'''

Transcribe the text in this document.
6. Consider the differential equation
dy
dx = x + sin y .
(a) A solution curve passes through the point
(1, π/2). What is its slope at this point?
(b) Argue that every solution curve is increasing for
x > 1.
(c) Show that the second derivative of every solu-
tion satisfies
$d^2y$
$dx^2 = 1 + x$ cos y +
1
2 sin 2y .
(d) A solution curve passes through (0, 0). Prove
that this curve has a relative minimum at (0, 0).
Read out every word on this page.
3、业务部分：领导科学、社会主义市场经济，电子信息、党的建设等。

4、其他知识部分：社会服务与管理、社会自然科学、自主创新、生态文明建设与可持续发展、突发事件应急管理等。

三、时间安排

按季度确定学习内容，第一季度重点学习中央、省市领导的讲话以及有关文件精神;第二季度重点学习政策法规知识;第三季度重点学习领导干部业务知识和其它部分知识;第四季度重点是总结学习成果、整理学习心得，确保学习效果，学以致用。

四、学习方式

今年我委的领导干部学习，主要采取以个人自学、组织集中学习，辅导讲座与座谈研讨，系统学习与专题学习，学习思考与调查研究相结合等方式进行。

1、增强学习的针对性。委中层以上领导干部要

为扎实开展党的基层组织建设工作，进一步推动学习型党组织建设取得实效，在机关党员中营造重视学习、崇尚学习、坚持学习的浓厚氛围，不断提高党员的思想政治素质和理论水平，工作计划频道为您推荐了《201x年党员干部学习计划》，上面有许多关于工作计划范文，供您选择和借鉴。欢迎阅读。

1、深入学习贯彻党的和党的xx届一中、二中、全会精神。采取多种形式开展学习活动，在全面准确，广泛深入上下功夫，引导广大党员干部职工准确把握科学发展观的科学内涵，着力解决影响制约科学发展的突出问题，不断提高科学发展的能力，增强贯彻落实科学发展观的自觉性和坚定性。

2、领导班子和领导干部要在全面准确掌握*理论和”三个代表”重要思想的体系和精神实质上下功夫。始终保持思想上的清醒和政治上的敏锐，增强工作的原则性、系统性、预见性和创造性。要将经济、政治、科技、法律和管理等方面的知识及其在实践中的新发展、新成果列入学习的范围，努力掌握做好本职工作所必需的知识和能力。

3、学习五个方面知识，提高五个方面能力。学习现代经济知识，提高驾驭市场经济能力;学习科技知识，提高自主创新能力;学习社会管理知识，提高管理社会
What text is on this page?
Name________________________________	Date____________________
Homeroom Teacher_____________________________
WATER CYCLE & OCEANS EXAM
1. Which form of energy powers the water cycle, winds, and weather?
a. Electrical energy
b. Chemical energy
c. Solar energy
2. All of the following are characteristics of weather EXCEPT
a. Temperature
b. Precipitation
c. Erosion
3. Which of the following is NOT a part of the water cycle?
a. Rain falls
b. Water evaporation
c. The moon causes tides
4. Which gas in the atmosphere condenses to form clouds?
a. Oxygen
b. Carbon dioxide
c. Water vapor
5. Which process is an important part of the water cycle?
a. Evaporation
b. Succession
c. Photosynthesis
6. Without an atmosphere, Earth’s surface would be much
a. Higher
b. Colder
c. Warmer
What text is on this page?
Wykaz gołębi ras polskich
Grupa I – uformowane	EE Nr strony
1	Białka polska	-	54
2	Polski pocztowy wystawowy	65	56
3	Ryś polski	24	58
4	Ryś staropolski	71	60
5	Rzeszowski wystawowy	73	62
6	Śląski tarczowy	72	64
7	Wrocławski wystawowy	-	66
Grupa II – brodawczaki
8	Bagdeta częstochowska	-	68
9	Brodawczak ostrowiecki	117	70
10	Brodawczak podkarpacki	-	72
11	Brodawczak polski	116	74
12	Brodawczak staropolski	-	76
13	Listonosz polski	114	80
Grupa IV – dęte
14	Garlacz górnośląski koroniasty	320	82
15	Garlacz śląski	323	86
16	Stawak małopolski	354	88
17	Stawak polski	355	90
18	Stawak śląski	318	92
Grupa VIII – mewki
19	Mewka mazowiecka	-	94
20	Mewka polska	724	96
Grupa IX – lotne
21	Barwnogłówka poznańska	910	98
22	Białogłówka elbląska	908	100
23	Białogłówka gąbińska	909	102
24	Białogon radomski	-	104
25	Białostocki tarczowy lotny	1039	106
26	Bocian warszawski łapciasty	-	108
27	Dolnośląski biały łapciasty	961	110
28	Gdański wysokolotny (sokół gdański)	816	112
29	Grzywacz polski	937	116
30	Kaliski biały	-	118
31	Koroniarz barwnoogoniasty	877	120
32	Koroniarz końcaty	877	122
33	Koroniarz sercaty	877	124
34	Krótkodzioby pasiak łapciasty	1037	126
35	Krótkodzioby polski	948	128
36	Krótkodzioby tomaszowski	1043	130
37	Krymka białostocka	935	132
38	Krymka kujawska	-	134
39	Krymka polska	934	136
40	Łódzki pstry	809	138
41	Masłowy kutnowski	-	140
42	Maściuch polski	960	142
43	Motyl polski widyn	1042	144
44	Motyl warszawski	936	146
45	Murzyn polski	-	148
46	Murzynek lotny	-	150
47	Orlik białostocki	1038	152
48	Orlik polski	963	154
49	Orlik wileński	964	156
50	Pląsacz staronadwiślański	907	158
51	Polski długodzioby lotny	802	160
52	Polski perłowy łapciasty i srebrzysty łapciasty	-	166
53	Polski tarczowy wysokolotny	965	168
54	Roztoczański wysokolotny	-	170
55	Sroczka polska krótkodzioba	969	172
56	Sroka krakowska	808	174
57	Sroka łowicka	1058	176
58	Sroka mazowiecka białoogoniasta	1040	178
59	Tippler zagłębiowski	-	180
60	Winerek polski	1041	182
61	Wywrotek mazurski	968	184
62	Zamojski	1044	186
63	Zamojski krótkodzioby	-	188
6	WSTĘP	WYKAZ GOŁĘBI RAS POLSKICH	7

'''

- DO THIS
Write out the whole listing again, exactly as it stands.

- THE COMPLETED TASK
Transcribe the text in this document.
6. Consider the differential equation
dy
dx = x + sin y .
(a) A solution curve passes through the point
(1, π/2). What is its slope at this point?
(b) Argue that every solution curve is increasing for
x > 1.
(c) Show that the second derivative of every solu-
tion satisfies
$d^2y$
$dx^2 = 1 + x$ cos y +
1
2 sin 2y .
(d) A solution curve passes through (0, 0). Prove
that this curve has a relative minimum at (0, 0).
Read out every word on this page.
3、业务部分：领导科学、社会主义市场经济，电子信息、党的建设等。

4、其他知识部分：社会服务与管理、社会自然科学、自主创新、生态文明建设与可持续发展、突发事件应急管理等。

三、时间安排

按季度确定学习内容，第一季度重点学习中央、省市领导的讲话以及有关文件精神;第二季度重点学习政策法规知识;第三季度重点学习领导干部业务知识和其它部分知识;第四季度重点是总结学习成果、整理学习心得，确保学习效果，学以致用。

四、学习方式

今年我委的领导干部学习，主要采取以个人自学、组织集中学习，辅导讲座与座谈研讨，系统学习与专题学习，学习思考与调查研究相结合等方式进行。

1、增强学习的针对性。委中层以上领导干部要

为扎实开展党的基层组织建设工作，进一步推动学习型党组织建设取得实效，在机关党员中营造重视学习、崇尚学习、坚持学习的浓厚氛围，不断提高党员的思想政治素质和理论水平，工作计划频道为您推荐了《201x年党员干部学习计划》，上面有许多关于工作计划范文，供您选择和借鉴。欢迎阅读。

1、深入学习贯彻党的和党的xx届一中、二中、全会精神。采取多种形式开展学习活动，在全面准确，广泛深入上下功夫，引导广大党员干部职工准确把握科学发展观的科学内涵，着力解决影响制约科学发展的突出问题，不断提高科学发展的能力，增强贯彻落实科学发展观的自觉性和坚定性。

2、领导班子和领导干部要在全面准确掌握*理论和”三个代表”重要思想的体系和精神实质上下功夫。始终保持思想上的清醒和政治上的敏锐，增强工作的原则性、系统性、预见性和创造性。要将经济、政治、科技、法律和管理等方面的知识及其在实践中的新发展、新成果列入学习的范围，努力掌握做好本职工作所必需的知识和能力。

3、学习五个方面知识，提高五个方面能力。学习现代经济知识，提高驾驭市场经济能力;学习科技知识，提高自主创新能力;学习社会管理知识，提高管理社会
What text is on this page?
Name________________________________	Date____________________
Homeroom Teacher_____________________________
WATER CYCLE & OCEANS EXAM
1. Which form of energy powers the water cycle, winds, and weather?
a. Electrical energy
b. Chemical energy
c. Solar energy
2. All of the following are characteristics of weather EXCEPT
a. Temperature
b. Precipitation
c. Erosion
3. Which of the following is NOT a part of the water cycle?
a. Rain falls
b. Water evaporation
c. The moon causes tides
4. Which gas in the atmosphere condenses to form clouds?
a. Oxygen
b. Carbon dioxide
c. Water vapor
5. Which process is an important part of the water cycle?
a. Evaporation
b. Succession
c. Photosynthesis
6. Without an atmosphere, Earth’s surface would be much
a. Higher
b. Colder
c. Warmer
What text is on this page?
Wykaz gołębi ras polskich
Grupa I – uformowane	EE Nr strony
1	Białka polska	-	54
2	Polski pocztowy wystawowy	65	56
3	Ryś polski	24	58
4	Ryś staropolski	71	60
5	Rzeszowski wystawowy	73	62
6	Śląski tarczowy	72	64
7	Wrocławski wystawowy	-	66
Grupa II – brodawczaki
8	Bagdeta częstochowska	-	68
9	Brodawczak ostrowiecki	117	70
10	Brodawczak podkarpacki	-	72
11	Brodawczak polski	116	74
12	Brodawczak staropolski	-	76
13	Listonosz polski	114	80
Grupa IV – dęte
14	Garlacz górnośląski koroniasty	320	82
15	Garlacz śląski	323	86
16	Stawak małopolski	354	88
17	Stawak polski	355	90
18	Stawak śląski	318	92
Grupa VIII – mewki
19	Mewka mazowiecka	-	94
20	Mewka polska	724	96
Grupa IX – lotne
21	Barwnogłówka poznańska	910	98
22	Białogłówka elbląska	908	100
23	Białogłówka gąbińska	909	102
24	Białogon radomski	-	104
25	Białostocki tarczowy lotny	1039	106
26	Bocian warszawski łapciasty	-	108
27	Dolnośląski biały łapciasty	961	110
28	Gdański wysokolotny (sokół gdański)	816	112
29	Grzywacz polski	937	116
30	Kaliski biały	-	118
31	Koroniarz barwnoogoniasty	877	120
32	Koroniarz końcaty	877	122
33	Koroniarz sercaty	877	124
34	Krótkodzioby pasiak łapciasty	1037	126
35	Krótkodzioby polski	948	128
36	Krótkodzioby tomaszowski	1043	130
37	Krymka białostocka	935	132
38	Krymka kujawska	-	134
39	Krymka polska	934	136
40	Łódzki pstry	809	138
41	Masłowy kutnowski	-	140
42	Maściuch polski	960	142
43	Motyl polski widyn	1042	144
44	Motyl warszawski	936	146
45	Murzyn polski	-	148
46	Murzynek lotny	-	150
47	Orlik białostocki	1038	152
48	Orlik polski	963	154
49	Orlik wileński	964	156
50	Pląsacz staronadwiślański	907	158
51	Polski długodzioby lotny	802	160
52	Polski perłowy łapciasty i srebrzysty łapciasty	-	166
53	Polski tarczowy wysokolotny	965	168
54	Roztoczański wysokolotny	-	170
55	Sroczka polska krótkodzioba	969	172
56	Sroka krakowska	808	174
57	Sroka łowicka	1058	176
58	Sroka mazowiecka białoogoniasta	1040	178
59	Tippler zagłębiowski	-	180
60	Winerek polski	1041	182
61	Wywrotek mazurski	968	184
62	Zamojski	1044	186
63	Zamojski krótkodzioby	-	188
6	WSTĘP	WYKAZ GOŁĘBI RAS POLSKICH	7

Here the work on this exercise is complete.